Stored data
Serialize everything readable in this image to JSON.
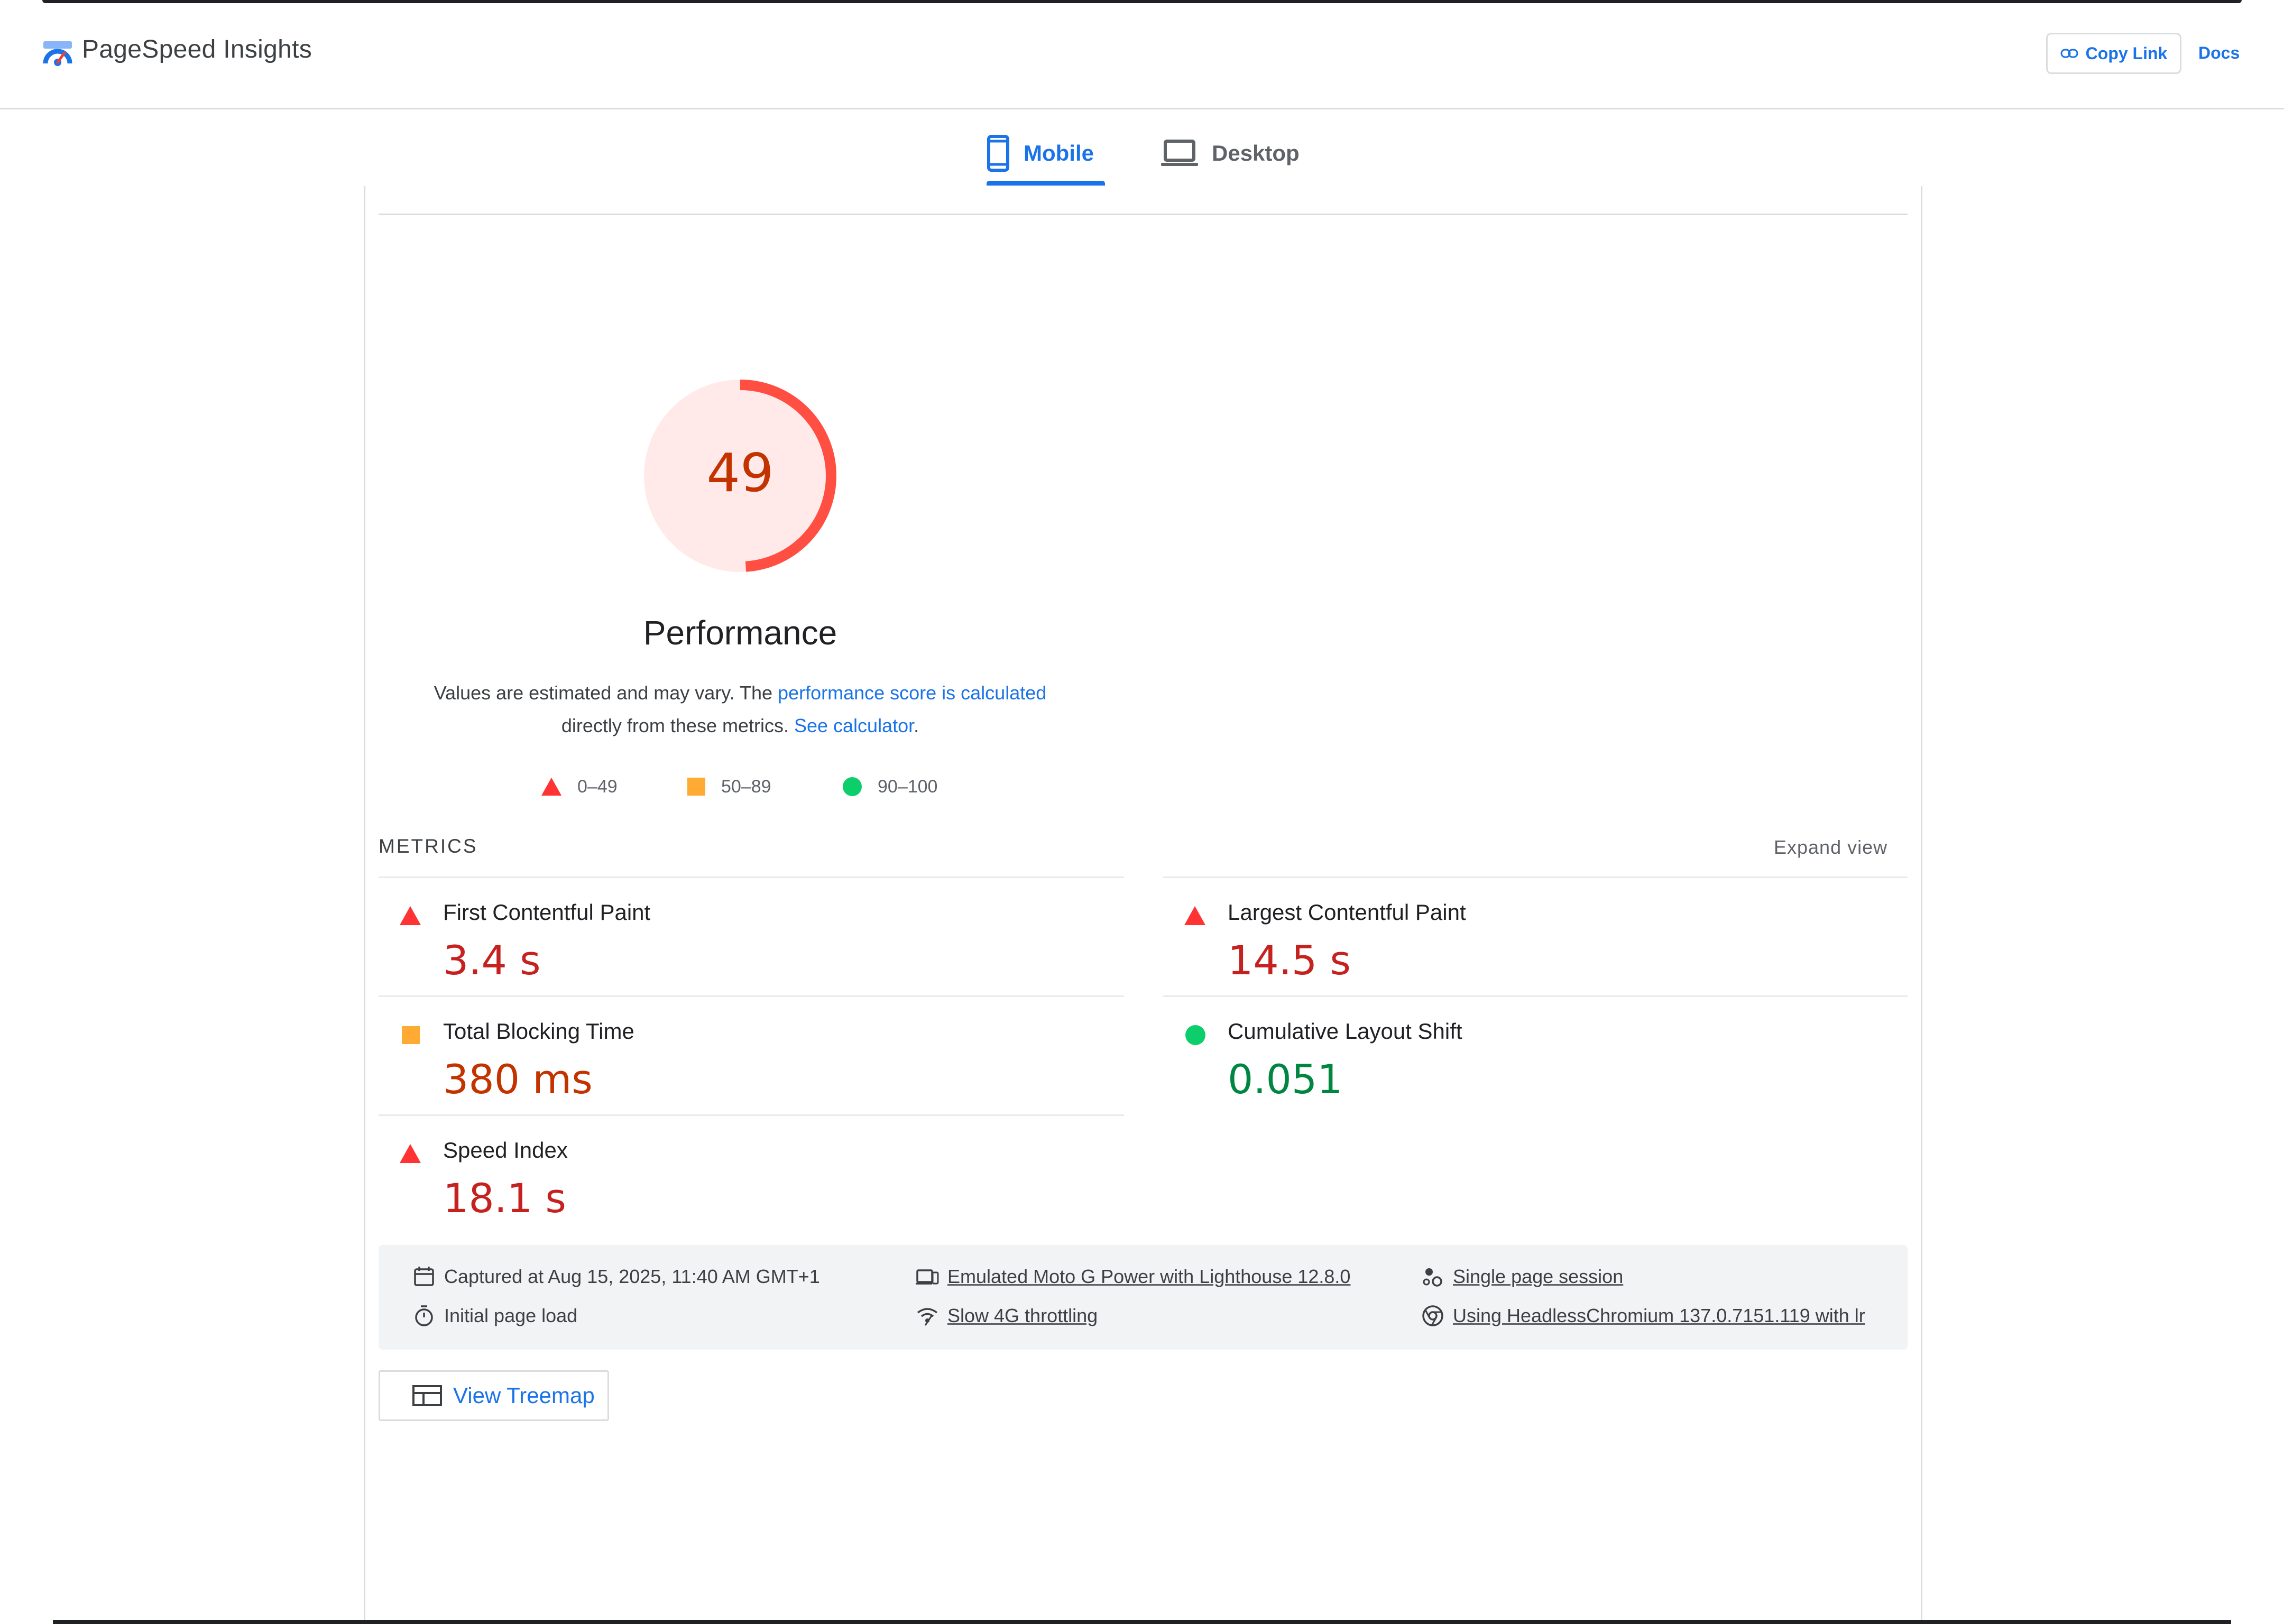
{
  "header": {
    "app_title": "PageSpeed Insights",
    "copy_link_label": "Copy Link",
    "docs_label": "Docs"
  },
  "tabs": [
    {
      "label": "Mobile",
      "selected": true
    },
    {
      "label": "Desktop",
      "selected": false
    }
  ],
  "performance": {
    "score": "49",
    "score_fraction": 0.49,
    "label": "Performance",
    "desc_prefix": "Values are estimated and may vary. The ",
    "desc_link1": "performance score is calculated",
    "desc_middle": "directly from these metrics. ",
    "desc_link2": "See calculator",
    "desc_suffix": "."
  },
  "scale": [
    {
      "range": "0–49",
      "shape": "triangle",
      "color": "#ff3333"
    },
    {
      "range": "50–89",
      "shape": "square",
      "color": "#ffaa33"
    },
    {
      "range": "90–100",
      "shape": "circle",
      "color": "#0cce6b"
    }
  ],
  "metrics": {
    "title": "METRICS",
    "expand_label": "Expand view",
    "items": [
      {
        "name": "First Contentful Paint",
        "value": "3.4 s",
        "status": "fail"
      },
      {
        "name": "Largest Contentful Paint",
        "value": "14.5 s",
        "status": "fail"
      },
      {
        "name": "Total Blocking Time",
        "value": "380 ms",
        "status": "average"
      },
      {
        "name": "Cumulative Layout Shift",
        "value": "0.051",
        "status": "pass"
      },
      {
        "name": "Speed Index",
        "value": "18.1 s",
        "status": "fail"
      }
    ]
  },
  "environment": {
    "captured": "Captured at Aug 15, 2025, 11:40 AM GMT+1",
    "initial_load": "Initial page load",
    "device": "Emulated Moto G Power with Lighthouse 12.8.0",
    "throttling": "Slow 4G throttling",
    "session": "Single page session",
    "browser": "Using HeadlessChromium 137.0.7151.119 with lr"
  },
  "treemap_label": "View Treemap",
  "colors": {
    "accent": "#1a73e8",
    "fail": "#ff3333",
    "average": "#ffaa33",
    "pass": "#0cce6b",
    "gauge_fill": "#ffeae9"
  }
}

==

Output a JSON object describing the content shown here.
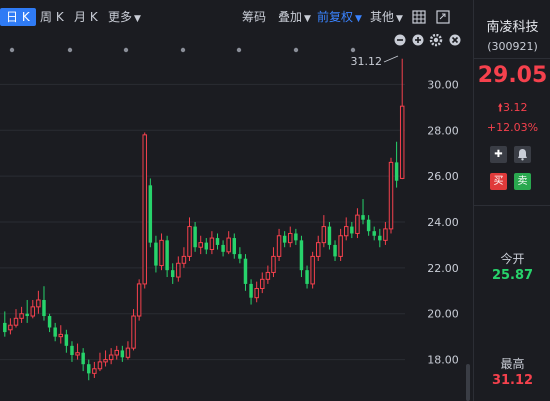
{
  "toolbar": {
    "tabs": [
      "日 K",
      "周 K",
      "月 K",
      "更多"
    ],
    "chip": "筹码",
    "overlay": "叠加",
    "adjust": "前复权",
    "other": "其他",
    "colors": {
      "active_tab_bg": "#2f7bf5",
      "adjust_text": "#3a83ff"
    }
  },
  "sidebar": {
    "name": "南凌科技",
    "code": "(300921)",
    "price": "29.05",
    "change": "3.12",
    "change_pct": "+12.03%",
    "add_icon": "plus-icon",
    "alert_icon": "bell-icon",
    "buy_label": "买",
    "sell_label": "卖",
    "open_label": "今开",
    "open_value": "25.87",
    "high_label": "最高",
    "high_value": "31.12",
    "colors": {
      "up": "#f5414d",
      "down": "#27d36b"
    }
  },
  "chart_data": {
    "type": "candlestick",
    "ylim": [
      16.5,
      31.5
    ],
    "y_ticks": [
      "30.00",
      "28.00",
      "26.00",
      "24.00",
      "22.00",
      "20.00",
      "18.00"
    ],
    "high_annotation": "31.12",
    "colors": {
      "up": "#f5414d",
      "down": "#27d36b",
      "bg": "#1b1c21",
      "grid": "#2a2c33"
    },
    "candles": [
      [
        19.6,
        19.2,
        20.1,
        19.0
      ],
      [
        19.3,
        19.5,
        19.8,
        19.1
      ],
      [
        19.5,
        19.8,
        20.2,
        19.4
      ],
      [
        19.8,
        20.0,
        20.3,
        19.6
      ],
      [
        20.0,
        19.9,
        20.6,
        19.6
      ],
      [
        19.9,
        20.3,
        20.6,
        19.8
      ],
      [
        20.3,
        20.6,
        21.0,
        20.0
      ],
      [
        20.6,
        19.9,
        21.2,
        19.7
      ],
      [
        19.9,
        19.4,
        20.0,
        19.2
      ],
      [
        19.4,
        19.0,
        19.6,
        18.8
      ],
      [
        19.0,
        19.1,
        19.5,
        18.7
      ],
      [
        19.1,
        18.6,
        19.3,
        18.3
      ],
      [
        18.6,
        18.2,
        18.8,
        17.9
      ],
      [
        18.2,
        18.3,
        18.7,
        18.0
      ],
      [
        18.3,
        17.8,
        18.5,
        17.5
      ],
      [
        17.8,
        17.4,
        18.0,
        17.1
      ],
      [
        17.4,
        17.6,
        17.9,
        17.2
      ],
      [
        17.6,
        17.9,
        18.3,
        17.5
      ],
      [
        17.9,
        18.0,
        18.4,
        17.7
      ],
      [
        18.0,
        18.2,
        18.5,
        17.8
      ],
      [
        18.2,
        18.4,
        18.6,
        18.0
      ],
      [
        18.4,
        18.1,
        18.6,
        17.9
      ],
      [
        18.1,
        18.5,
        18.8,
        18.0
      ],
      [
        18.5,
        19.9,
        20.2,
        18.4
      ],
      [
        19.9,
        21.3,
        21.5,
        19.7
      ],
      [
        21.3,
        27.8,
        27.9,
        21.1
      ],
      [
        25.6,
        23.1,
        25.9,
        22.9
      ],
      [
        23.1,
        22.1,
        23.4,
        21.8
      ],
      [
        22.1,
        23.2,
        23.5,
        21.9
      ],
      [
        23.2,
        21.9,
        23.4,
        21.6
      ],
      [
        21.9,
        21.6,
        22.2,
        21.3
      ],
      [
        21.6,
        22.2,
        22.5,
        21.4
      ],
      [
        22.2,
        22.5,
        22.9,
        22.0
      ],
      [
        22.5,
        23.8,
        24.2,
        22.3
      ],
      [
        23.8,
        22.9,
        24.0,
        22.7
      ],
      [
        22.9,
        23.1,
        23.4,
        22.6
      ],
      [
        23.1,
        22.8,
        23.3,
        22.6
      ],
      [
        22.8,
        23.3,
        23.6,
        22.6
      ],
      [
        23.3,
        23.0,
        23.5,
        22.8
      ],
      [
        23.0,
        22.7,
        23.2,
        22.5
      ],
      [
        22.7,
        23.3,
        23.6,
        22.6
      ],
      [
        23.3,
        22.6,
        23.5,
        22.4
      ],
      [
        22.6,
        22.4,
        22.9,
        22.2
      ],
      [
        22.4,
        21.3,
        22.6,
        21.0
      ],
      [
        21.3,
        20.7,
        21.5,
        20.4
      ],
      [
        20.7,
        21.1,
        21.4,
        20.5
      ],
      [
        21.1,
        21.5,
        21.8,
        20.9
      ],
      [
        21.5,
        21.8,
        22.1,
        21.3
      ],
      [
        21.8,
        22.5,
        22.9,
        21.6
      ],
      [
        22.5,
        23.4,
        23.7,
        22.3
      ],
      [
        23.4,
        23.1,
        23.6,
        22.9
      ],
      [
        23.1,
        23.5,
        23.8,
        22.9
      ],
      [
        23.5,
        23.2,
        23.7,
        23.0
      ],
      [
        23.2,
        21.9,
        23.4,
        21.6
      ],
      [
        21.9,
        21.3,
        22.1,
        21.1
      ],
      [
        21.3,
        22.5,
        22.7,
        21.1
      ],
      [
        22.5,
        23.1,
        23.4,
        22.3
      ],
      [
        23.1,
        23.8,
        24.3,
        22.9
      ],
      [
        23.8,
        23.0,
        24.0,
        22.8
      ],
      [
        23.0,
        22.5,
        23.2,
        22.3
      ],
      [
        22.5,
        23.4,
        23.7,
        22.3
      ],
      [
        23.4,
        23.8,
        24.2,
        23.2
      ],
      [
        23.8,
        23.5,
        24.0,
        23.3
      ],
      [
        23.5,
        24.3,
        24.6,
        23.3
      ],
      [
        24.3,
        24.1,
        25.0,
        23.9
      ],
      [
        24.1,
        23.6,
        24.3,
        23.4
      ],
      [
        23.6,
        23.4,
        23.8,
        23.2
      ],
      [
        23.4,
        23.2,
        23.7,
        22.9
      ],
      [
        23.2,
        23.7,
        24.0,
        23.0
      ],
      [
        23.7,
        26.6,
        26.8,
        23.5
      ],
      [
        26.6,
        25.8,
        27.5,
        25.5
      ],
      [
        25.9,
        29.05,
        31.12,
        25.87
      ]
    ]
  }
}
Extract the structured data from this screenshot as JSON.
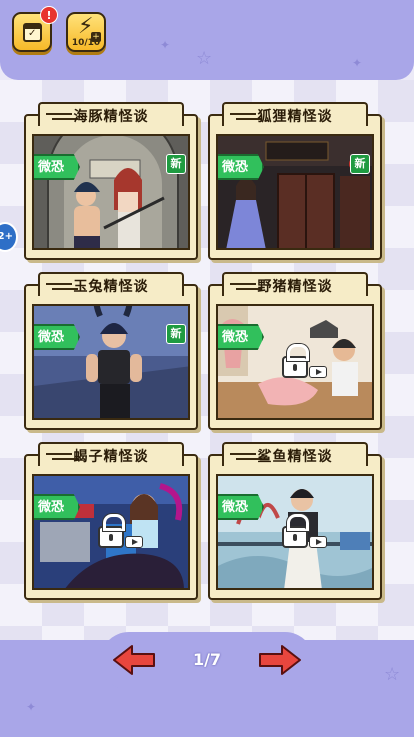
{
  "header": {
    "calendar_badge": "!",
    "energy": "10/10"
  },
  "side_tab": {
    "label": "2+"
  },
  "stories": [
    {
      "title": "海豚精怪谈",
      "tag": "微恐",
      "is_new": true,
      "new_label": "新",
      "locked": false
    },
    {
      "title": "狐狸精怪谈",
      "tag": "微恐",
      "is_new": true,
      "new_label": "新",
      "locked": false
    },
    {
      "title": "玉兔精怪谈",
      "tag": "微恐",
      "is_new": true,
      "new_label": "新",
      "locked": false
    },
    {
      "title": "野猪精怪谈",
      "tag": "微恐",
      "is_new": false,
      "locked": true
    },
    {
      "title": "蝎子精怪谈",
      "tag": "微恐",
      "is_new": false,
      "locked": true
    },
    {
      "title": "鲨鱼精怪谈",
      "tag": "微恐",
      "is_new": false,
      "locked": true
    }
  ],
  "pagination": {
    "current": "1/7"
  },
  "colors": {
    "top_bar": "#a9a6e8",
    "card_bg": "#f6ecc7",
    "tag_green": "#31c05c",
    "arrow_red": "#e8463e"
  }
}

* * *

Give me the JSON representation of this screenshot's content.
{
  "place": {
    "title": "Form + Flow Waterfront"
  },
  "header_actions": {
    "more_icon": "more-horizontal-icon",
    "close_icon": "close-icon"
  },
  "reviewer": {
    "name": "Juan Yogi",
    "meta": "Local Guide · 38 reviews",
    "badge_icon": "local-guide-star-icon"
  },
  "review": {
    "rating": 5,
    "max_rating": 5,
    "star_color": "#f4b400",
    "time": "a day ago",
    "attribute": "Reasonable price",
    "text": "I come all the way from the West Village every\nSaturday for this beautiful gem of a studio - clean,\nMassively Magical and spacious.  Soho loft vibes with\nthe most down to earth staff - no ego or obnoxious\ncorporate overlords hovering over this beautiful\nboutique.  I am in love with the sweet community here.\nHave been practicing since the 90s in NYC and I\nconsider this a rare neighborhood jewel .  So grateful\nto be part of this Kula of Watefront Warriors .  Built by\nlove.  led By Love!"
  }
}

*INSTRUCTIONS FOR THE TASK*
State how many lines of the records hold the string "icon", and nothing else.

*TASK SOLUTION*
5